• Short task
Please copy every row below word for word, without changing anything.
━━━━━━
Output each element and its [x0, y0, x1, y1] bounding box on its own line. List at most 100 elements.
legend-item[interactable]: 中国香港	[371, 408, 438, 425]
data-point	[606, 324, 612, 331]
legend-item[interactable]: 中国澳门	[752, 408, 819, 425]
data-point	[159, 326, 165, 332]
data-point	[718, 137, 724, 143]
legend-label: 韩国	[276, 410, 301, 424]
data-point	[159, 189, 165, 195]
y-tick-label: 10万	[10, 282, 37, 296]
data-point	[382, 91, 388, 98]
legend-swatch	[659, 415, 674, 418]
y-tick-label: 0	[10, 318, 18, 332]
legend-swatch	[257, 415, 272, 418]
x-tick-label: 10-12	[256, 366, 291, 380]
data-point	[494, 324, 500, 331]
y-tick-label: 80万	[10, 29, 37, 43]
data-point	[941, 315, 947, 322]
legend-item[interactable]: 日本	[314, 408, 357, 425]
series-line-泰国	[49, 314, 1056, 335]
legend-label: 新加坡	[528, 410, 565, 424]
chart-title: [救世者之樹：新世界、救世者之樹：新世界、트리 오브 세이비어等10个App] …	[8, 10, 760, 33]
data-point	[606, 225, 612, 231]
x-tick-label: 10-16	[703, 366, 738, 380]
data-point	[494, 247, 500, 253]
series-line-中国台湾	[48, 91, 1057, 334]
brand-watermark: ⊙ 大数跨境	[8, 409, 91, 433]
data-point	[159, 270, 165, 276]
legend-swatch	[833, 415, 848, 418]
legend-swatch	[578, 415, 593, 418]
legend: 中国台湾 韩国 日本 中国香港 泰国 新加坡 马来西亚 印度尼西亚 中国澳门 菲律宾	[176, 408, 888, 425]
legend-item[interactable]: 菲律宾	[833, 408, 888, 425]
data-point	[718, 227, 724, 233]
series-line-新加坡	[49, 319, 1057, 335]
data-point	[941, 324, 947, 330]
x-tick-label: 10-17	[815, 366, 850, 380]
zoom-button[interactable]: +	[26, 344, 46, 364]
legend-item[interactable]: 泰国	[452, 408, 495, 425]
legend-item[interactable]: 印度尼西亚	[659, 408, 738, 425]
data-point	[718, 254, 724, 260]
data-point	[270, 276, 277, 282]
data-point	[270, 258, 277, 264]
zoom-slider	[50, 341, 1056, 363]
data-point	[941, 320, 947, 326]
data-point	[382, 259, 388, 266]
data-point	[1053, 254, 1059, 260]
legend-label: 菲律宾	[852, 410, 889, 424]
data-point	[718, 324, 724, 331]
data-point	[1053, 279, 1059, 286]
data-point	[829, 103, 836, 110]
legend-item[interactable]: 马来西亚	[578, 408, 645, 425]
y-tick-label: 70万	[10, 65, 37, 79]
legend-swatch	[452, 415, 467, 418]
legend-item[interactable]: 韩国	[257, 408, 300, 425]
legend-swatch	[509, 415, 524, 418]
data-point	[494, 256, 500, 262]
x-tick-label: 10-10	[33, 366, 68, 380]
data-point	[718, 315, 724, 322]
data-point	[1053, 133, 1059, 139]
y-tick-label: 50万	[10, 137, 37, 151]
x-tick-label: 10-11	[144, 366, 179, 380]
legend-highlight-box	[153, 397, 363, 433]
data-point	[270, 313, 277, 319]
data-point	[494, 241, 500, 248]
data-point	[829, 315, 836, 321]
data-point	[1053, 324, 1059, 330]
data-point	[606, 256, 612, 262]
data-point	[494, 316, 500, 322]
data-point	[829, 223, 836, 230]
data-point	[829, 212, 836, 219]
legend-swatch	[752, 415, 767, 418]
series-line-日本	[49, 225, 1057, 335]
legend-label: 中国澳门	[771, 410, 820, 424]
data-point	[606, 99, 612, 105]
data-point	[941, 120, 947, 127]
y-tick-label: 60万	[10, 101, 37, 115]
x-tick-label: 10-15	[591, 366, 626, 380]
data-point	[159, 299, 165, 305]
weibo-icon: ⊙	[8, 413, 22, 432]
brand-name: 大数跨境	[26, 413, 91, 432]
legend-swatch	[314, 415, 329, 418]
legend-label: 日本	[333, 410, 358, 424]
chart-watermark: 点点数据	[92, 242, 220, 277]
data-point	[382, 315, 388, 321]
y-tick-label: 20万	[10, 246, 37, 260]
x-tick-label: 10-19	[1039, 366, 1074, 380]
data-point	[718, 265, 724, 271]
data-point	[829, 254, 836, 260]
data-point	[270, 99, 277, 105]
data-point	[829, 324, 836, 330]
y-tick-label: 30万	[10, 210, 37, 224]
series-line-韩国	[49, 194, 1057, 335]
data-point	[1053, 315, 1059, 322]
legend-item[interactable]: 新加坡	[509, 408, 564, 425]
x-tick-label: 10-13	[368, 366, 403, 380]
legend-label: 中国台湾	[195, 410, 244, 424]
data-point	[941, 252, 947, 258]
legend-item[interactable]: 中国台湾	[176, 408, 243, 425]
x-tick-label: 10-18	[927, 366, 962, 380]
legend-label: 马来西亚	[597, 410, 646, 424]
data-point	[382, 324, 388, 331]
━━━━━━
• Answer to this task
Output each element and its [x0, y0, x1, y1] bounding box on its own line. List at most 100 elements.
legend-item[interactable]: 中国香港	[371, 408, 438, 425]
data-point	[606, 324, 612, 331]
legend-item[interactable]: 中国澳门	[752, 408, 819, 425]
data-point	[159, 326, 165, 332]
data-point	[718, 137, 724, 143]
legend-label: 韩国	[276, 410, 301, 424]
data-point	[159, 189, 165, 195]
y-tick-label: 10万	[10, 282, 37, 296]
data-point	[382, 91, 388, 98]
legend-swatch	[659, 415, 674, 418]
y-tick-label: 0	[10, 318, 18, 332]
legend-swatch	[257, 415, 272, 418]
x-tick-label: 10-12	[256, 366, 291, 380]
data-point	[494, 324, 500, 331]
y-tick-label: 80万	[10, 29, 37, 43]
data-point	[941, 315, 947, 322]
legend-item[interactable]: 日本	[314, 408, 357, 425]
series-line-泰国	[49, 314, 1056, 335]
legend-label: 新加坡	[528, 410, 565, 424]
chart-title: [救世者之樹：新世界、救世者之樹：新世界、트리 오브 세이비어等10个App] …	[8, 10, 760, 33]
data-point	[606, 225, 612, 231]
x-tick-label: 10-16	[703, 366, 738, 380]
data-point	[494, 247, 500, 253]
series-line-中国台湾	[48, 91, 1057, 334]
brand-watermark: ⊙ 大数跨境	[8, 409, 91, 433]
data-point	[159, 270, 165, 276]
legend-swatch	[833, 415, 848, 418]
legend-swatch	[578, 415, 593, 418]
legend: 中国台湾 韩国 日本 中国香港 泰国 新加坡 马来西亚 印度尼西亚 中国澳门 菲律宾	[176, 408, 888, 425]
legend-item[interactable]: 菲律宾	[833, 408, 888, 425]
data-point	[718, 227, 724, 233]
series-line-新加坡	[49, 319, 1057, 335]
data-point	[941, 324, 947, 330]
x-tick-label: 10-17	[815, 366, 850, 380]
zoom-button[interactable]: +	[26, 344, 46, 364]
legend-item[interactable]: 泰国	[452, 408, 495, 425]
legend-item[interactable]: 印度尼西亚	[659, 408, 738, 425]
data-point	[718, 254, 724, 260]
data-point	[270, 276, 277, 282]
data-point	[270, 258, 277, 264]
zoom-slider	[50, 341, 1056, 363]
data-point	[941, 320, 947, 326]
data-point	[382, 259, 388, 266]
data-point	[1053, 254, 1059, 260]
legend-label: 菲律宾	[852, 410, 889, 424]
data-point	[718, 324, 724, 331]
data-point	[1053, 279, 1059, 286]
data-point	[829, 103, 836, 110]
legend-item[interactable]: 马来西亚	[578, 408, 645, 425]
y-tick-label: 70万	[10, 65, 37, 79]
legend-swatch	[452, 415, 467, 418]
legend-item[interactable]: 韩国	[257, 408, 300, 425]
legend-swatch	[509, 415, 524, 418]
data-point	[494, 256, 500, 262]
x-tick-label: 10-10	[33, 366, 68, 380]
data-point	[718, 315, 724, 322]
data-point	[1053, 133, 1059, 139]
y-tick-label: 50万	[10, 137, 37, 151]
x-tick-label: 10-11	[144, 366, 179, 380]
legend-highlight-box	[153, 397, 363, 433]
data-point	[270, 313, 277, 319]
data-point	[494, 241, 500, 248]
data-point	[829, 315, 836, 321]
data-point	[1053, 324, 1059, 330]
data-point	[606, 256, 612, 262]
data-point	[494, 316, 500, 322]
data-point	[829, 223, 836, 230]
data-point	[829, 212, 836, 219]
legend-swatch	[752, 415, 767, 418]
series-line-日本	[49, 225, 1057, 335]
legend-label: 中国澳门	[771, 410, 820, 424]
data-point	[606, 99, 612, 105]
data-point	[941, 120, 947, 127]
y-tick-label: 60万	[10, 101, 37, 115]
x-tick-label: 10-15	[591, 366, 626, 380]
data-point	[159, 299, 165, 305]
weibo-icon: ⊙	[8, 413, 22, 432]
brand-name: 大数跨境	[26, 413, 91, 432]
legend-swatch	[314, 415, 329, 418]
legend-label: 日本	[333, 410, 358, 424]
chart-watermark: 点点数据	[92, 242, 220, 277]
data-point	[382, 315, 388, 321]
y-tick-label: 20万	[10, 246, 37, 260]
x-tick-label: 10-19	[1039, 366, 1074, 380]
data-point	[718, 265, 724, 271]
data-point	[829, 254, 836, 260]
data-point	[270, 99, 277, 105]
data-point	[829, 324, 836, 330]
y-tick-label: 30万	[10, 210, 37, 224]
series-line-韩国	[49, 194, 1057, 335]
data-point	[1053, 315, 1059, 322]
legend-item[interactable]: 新加坡	[509, 408, 564, 425]
x-tick-label: 10-13	[368, 366, 403, 380]
legend-label: 中国台湾	[195, 410, 244, 424]
data-point	[941, 252, 947, 258]
legend-item[interactable]: 中国台湾	[176, 408, 243, 425]
x-tick-label: 10-18	[927, 366, 962, 380]
legend-label: 马来西亚	[597, 410, 646, 424]
data-point	[382, 324, 388, 331]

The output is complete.